- What to do -
Output the data below in full, character for character.

- Source records -
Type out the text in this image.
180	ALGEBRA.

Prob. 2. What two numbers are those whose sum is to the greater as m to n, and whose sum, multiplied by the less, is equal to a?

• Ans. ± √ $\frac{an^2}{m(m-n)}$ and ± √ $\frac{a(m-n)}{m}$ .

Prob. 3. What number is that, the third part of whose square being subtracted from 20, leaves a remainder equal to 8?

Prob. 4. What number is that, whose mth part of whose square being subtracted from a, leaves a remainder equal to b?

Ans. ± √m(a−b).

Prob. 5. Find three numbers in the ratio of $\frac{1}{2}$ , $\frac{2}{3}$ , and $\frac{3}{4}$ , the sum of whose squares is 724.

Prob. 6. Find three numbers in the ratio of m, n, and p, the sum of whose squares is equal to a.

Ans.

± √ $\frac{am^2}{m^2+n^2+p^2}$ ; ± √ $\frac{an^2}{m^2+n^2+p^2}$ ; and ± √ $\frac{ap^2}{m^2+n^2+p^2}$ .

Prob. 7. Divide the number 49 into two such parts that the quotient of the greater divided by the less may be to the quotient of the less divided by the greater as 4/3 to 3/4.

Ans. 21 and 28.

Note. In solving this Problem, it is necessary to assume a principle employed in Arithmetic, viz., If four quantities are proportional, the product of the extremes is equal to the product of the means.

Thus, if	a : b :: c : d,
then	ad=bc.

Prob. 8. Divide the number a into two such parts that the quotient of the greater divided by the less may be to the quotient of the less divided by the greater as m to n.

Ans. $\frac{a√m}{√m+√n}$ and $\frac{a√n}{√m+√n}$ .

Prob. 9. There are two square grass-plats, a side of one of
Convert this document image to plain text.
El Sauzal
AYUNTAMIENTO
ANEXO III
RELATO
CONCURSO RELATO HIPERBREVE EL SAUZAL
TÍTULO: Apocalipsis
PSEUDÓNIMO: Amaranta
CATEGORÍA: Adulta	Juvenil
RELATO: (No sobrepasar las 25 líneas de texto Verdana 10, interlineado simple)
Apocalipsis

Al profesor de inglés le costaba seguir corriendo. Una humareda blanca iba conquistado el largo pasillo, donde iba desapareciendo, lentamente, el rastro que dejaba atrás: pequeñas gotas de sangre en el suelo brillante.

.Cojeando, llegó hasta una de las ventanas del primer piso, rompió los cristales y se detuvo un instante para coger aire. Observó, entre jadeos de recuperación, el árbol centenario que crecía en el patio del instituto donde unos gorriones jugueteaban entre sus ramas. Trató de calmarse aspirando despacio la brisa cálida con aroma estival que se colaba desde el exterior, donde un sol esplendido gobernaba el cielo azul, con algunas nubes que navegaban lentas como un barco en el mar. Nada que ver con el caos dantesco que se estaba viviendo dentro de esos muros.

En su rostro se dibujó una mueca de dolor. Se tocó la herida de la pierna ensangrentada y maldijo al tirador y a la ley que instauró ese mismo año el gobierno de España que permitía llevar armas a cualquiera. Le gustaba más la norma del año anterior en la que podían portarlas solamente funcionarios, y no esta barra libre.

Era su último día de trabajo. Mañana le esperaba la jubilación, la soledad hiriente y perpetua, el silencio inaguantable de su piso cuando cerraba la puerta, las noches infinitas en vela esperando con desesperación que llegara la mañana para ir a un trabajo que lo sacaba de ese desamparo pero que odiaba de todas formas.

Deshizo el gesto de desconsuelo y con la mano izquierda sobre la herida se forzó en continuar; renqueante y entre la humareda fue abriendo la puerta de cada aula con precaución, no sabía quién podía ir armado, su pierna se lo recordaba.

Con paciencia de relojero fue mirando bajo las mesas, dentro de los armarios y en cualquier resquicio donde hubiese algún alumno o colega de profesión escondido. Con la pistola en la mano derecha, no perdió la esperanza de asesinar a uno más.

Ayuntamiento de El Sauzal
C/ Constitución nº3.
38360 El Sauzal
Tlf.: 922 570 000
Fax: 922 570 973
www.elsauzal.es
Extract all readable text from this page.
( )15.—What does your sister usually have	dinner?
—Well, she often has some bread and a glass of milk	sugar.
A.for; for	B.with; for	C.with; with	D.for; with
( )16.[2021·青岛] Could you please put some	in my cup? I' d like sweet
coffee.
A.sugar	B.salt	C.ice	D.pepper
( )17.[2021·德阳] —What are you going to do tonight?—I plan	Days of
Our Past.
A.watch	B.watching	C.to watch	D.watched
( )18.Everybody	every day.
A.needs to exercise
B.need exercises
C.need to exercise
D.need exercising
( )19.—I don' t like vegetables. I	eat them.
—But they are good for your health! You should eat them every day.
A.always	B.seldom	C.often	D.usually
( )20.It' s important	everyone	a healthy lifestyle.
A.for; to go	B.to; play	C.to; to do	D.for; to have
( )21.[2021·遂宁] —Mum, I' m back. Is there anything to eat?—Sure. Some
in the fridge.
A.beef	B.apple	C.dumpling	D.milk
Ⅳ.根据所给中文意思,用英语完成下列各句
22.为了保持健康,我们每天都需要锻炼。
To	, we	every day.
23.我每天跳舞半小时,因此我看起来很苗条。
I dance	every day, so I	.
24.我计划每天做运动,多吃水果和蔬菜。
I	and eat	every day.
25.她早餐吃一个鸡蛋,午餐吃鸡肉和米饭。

- Written answer -
Type out the text in this image.
180	ALGEBRA.

Prob. 2. What two numbers are those whose sum is to the greater as m to n, and whose sum, multiplied by the less, is equal to a?

• Ans. ± √ $\frac{an^2}{m(m-n)}$ and ± √ $\frac{a(m-n)}{m}$ .

Prob. 3. What number is that, the third part of whose square being subtracted from 20, leaves a remainder equal to 8?

Prob. 4. What number is that, whose mth part of whose square being subtracted from a, leaves a remainder equal to b?

Ans. ± √m(a−b).

Prob. 5. Find three numbers in the ratio of $\frac{1}{2}$ , $\frac{2}{3}$ , and $\frac{3}{4}$ , the sum of whose squares is 724.

Prob. 6. Find three numbers in the ratio of m, n, and p, the sum of whose squares is equal to a.

Ans.

± √ $\frac{am^2}{m^2+n^2+p^2}$ ; ± √ $\frac{an^2}{m^2+n^2+p^2}$ ; and ± √ $\frac{ap^2}{m^2+n^2+p^2}$ .

Prob. 7. Divide the number 49 into two such parts that the quotient of the greater divided by the less may be to the quotient of the less divided by the greater as 4/3 to 3/4.

Ans. 21 and 28.

Note. In solving this Problem, it is necessary to assume a principle employed in Arithmetic, viz., If four quantities are proportional, the product of the extremes is equal to the product of the means.

Thus, if	a : b :: c : d,
then	ad=bc.

Prob. 8. Divide the number a into two such parts that the quotient of the greater divided by the less may be to the quotient of the less divided by the greater as m to n.

Ans. $\frac{a√m}{√m+√n}$ and $\frac{a√n}{√m+√n}$ .

Prob. 9. There are two square grass-plats, a side of one of
Convert this document image to plain text.
El Sauzal
AYUNTAMIENTO
ANEXO III
RELATO
CONCURSO RELATO HIPERBREVE EL SAUZAL
TÍTULO: Apocalipsis
PSEUDÓNIMO: Amaranta
CATEGORÍA: Adulta	Juvenil
RELATO: (No sobrepasar las 25 líneas de texto Verdana 10, interlineado simple)
Apocalipsis

Al profesor de inglés le costaba seguir corriendo. Una humareda blanca iba conquistado el largo pasillo, donde iba desapareciendo, lentamente, el rastro que dejaba atrás: pequeñas gotas de sangre en el suelo brillante.

.Cojeando, llegó hasta una de las ventanas del primer piso, rompió los cristales y se detuvo un instante para coger aire. Observó, entre jadeos de recuperación, el árbol centenario que crecía en el patio del instituto donde unos gorriones jugueteaban entre sus ramas. Trató de calmarse aspirando despacio la brisa cálida con aroma estival que se colaba desde el exterior, donde un sol esplendido gobernaba el cielo azul, con algunas nubes que navegaban lentas como un barco en el mar. Nada que ver con el caos dantesco que se estaba viviendo dentro de esos muros.

En su rostro se dibujó una mueca de dolor. Se tocó la herida de la pierna ensangrentada y maldijo al tirador y a la ley que instauró ese mismo año el gobierno de España que permitía llevar armas a cualquiera. Le gustaba más la norma del año anterior en la que podían portarlas solamente funcionarios, y no esta barra libre.

Era su último día de trabajo. Mañana le esperaba la jubilación, la soledad hiriente y perpetua, el silencio inaguantable de su piso cuando cerraba la puerta, las noches infinitas en vela esperando con desesperación que llegara la mañana para ir a un trabajo que lo sacaba de ese desamparo pero que odiaba de todas formas.

Deshizo el gesto de desconsuelo y con la mano izquierda sobre la herida se forzó en continuar; renqueante y entre la humareda fue abriendo la puerta de cada aula con precaución, no sabía quién podía ir armado, su pierna se lo recordaba.

Con paciencia de relojero fue mirando bajo las mesas, dentro de los armarios y en cualquier resquicio donde hubiese algún alumno o colega de profesión escondido. Con la pistola en la mano derecha, no perdió la esperanza de asesinar a uno más.

Ayuntamiento de El Sauzal
C/ Constitución nº3.
38360 El Sauzal
Tlf.: 922 570 000
Fax: 922 570 973
www.elsauzal.es
Extract all readable text from this page.
( )15.—What does your sister usually have	dinner?
—Well, she often has some bread and a glass of milk	sugar.
A.for; for	B.with; for	C.with; with	D.for; with
( )16.[2021·青岛] Could you please put some	in my cup? I' d like sweet
coffee.
A.sugar	B.salt	C.ice	D.pepper
( )17.[2021·德阳] —What are you going to do tonight?—I plan	Days of
Our Past.
A.watch	B.watching	C.to watch	D.watched
( )18.Everybody	every day.
A.needs to exercise
B.need exercises
C.need to exercise
D.need exercising
( )19.—I don' t like vegetables. I	eat them.
—But they are good for your health! You should eat them every day.
A.always	B.seldom	C.often	D.usually
( )20.It' s important	everyone	a healthy lifestyle.
A.for; to go	B.to; play	C.to; to do	D.for; to have
( )21.[2021·遂宁] —Mum, I' m back. Is there anything to eat?—Sure. Some
in the fridge.
A.beef	B.apple	C.dumpling	D.milk
Ⅳ.根据所给中文意思,用英语完成下列各句
22.为了保持健康,我们每天都需要锻炼。
To	, we	every day.
23.我每天跳舞半小时,因此我看起来很苗条。
I dance	every day, so I	.
24.我计划每天做运动,多吃水果和蔬菜。
I	and eat	every day.
25.她早餐吃一个鸡蛋,午餐吃鸡肉和米饭。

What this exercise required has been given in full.